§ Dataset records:

..........

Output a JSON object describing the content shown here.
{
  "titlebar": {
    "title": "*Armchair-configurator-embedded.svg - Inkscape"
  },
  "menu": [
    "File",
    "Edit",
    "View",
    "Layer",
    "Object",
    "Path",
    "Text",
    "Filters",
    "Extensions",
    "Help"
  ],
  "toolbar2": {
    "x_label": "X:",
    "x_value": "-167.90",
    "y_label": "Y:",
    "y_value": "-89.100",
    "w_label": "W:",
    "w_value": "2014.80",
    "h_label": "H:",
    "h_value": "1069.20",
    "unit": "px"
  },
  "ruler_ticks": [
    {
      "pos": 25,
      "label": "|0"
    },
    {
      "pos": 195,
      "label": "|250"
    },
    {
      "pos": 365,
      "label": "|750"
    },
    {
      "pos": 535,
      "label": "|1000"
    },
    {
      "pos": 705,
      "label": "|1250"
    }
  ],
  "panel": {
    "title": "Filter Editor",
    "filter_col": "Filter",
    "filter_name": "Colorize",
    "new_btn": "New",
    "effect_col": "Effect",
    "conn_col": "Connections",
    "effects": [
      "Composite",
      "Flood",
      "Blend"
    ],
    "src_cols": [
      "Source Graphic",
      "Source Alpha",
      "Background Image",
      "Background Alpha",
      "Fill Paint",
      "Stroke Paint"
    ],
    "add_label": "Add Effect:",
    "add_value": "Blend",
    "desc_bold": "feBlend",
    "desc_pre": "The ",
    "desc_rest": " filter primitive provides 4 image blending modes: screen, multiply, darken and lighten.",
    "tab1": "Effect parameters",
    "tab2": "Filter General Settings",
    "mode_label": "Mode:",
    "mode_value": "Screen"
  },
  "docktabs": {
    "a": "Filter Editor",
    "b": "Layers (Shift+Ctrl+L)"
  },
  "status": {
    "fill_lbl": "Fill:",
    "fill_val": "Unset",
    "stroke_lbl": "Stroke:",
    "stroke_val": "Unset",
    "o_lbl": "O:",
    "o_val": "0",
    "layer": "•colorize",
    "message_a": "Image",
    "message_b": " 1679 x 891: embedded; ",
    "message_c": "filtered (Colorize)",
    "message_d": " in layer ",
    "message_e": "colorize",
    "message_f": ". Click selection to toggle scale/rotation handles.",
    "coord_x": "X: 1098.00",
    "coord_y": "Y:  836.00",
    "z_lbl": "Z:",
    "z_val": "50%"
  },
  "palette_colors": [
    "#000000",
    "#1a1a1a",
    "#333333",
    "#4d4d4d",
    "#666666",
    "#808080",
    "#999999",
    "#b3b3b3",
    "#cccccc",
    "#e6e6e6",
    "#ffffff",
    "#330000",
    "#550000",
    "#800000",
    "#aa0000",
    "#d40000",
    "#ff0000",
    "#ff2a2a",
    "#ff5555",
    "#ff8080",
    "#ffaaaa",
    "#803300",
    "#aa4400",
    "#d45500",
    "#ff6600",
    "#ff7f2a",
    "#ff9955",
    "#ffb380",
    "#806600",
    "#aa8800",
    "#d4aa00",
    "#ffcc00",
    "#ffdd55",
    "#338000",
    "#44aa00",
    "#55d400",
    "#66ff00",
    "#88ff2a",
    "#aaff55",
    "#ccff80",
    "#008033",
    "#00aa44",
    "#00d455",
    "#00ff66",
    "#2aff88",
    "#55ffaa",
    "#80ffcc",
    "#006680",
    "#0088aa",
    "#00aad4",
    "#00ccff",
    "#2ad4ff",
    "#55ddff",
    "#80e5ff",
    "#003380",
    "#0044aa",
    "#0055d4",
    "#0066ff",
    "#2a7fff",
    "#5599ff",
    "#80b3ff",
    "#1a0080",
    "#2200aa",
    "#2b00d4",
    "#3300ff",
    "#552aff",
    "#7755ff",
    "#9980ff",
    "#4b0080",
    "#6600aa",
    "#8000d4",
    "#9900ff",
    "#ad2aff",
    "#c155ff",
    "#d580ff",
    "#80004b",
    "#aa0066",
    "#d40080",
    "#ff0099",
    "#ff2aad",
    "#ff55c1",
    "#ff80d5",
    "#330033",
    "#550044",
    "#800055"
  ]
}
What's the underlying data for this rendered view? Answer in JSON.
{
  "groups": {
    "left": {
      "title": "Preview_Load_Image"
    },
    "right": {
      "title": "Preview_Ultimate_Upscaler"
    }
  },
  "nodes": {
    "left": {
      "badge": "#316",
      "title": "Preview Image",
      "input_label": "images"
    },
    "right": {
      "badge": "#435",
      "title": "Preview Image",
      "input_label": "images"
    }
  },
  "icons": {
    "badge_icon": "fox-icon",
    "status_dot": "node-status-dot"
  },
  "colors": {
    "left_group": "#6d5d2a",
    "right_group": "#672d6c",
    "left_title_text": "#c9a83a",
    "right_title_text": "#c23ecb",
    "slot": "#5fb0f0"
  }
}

..........

§ Aim: From the preceding material, extract every line exactly.

§ Full response:
Output a JSON object describing the content shown here.
{
  "titlebar": {
    "title": "*Armchair-configurator-embedded.svg - Inkscape"
  },
  "menu": [
    "File",
    "Edit",
    "View",
    "Layer",
    "Object",
    "Path",
    "Text",
    "Filters",
    "Extensions",
    "Help"
  ],
  "toolbar2": {
    "x_label": "X:",
    "x_value": "-167.90",
    "y_label": "Y:",
    "y_value": "-89.100",
    "w_label": "W:",
    "w_value": "2014.80",
    "h_label": "H:",
    "h_value": "1069.20",
    "unit": "px"
  },
  "ruler_ticks": [
    {
      "pos": 25,
      "label": "|0"
    },
    {
      "pos": 195,
      "label": "|250"
    },
    {
      "pos": 365,
      "label": "|750"
    },
    {
      "pos": 535,
      "label": "|1000"
    },
    {
      "pos": 705,
      "label": "|1250"
    }
  ],
  "panel": {
    "title": "Filter Editor",
    "filter_col": "Filter",
    "filter_name": "Colorize",
    "new_btn": "New",
    "effect_col": "Effect",
    "conn_col": "Connections",
    "effects": [
      "Composite",
      "Flood",
      "Blend"
    ],
    "src_cols": [
      "Source Graphic",
      "Source Alpha",
      "Background Image",
      "Background Alpha",
      "Fill Paint",
      "Stroke Paint"
    ],
    "add_label": "Add Effect:",
    "add_value": "Blend",
    "desc_bold": "feBlend",
    "desc_pre": "The ",
    "desc_rest": " filter primitive provides 4 image blending modes: screen, multiply, darken and lighten.",
    "tab1": "Effect parameters",
    "tab2": "Filter General Settings",
    "mode_label": "Mode:",
    "mode_value": "Screen"
  },
  "docktabs": {
    "a": "Filter Editor",
    "b": "Layers (Shift+Ctrl+L)"
  },
  "status": {
    "fill_lbl": "Fill:",
    "fill_val": "Unset",
    "stroke_lbl": "Stroke:",
    "stroke_val": "Unset",
    "o_lbl": "O:",
    "o_val": "0",
    "layer": "•colorize",
    "message_a": "Image",
    "message_b": " 1679 x 891: embedded; ",
    "message_c": "filtered (Colorize)",
    "message_d": " in layer ",
    "message_e": "colorize",
    "message_f": ". Click selection to toggle scale/rotation handles.",
    "coord_x": "X: 1098.00",
    "coord_y": "Y:  836.00",
    "z_lbl": "Z:",
    "z_val": "50%"
  },
  "palette_colors": [
    "#000000",
    "#1a1a1a",
    "#333333",
    "#4d4d4d",
    "#666666",
    "#808080",
    "#999999",
    "#b3b3b3",
    "#cccccc",
    "#e6e6e6",
    "#ffffff",
    "#330000",
    "#550000",
    "#800000",
    "#aa0000",
    "#d40000",
    "#ff0000",
    "#ff2a2a",
    "#ff5555",
    "#ff8080",
    "#ffaaaa",
    "#803300",
    "#aa4400",
    "#d45500",
    "#ff6600",
    "#ff7f2a",
    "#ff9955",
    "#ffb380",
    "#806600",
    "#aa8800",
    "#d4aa00",
    "#ffcc00",
    "#ffdd55",
    "#338000",
    "#44aa00",
    "#55d400",
    "#66ff00",
    "#88ff2a",
    "#aaff55",
    "#ccff80",
    "#008033",
    "#00aa44",
    "#00d455",
    "#00ff66",
    "#2aff88",
    "#55ffaa",
    "#80ffcc",
    "#006680",
    "#0088aa",
    "#00aad4",
    "#00ccff",
    "#2ad4ff",
    "#55ddff",
    "#80e5ff",
    "#003380",
    "#0044aa",
    "#0055d4",
    "#0066ff",
    "#2a7fff",
    "#5599ff",
    "#80b3ff",
    "#1a0080",
    "#2200aa",
    "#2b00d4",
    "#3300ff",
    "#552aff",
    "#7755ff",
    "#9980ff",
    "#4b0080",
    "#6600aa",
    "#8000d4",
    "#9900ff",
    "#ad2aff",
    "#c155ff",
    "#d580ff",
    "#80004b",
    "#aa0066",
    "#d40080",
    "#ff0099",
    "#ff2aad",
    "#ff55c1",
    "#ff80d5",
    "#330033",
    "#550044",
    "#800055"
  ]
}
What's the underlying data for this rendered view? Answer in JSON.
{
  "groups": {
    "left": {
      "title": "Preview_Load_Image"
    },
    "right": {
      "title": "Preview_Ultimate_Upscaler"
    }
  },
  "nodes": {
    "left": {
      "badge": "#316",
      "title": "Preview Image",
      "input_label": "images"
    },
    "right": {
      "badge": "#435",
      "title": "Preview Image",
      "input_label": "images"
    }
  },
  "icons": {
    "badge_icon": "fox-icon",
    "status_dot": "node-status-dot"
  },
  "colors": {
    "left_group": "#6d5d2a",
    "right_group": "#672d6c",
    "left_title_text": "#c9a83a",
    "right_title_text": "#c23ecb",
    "slot": "#5fb0f0"
  }
}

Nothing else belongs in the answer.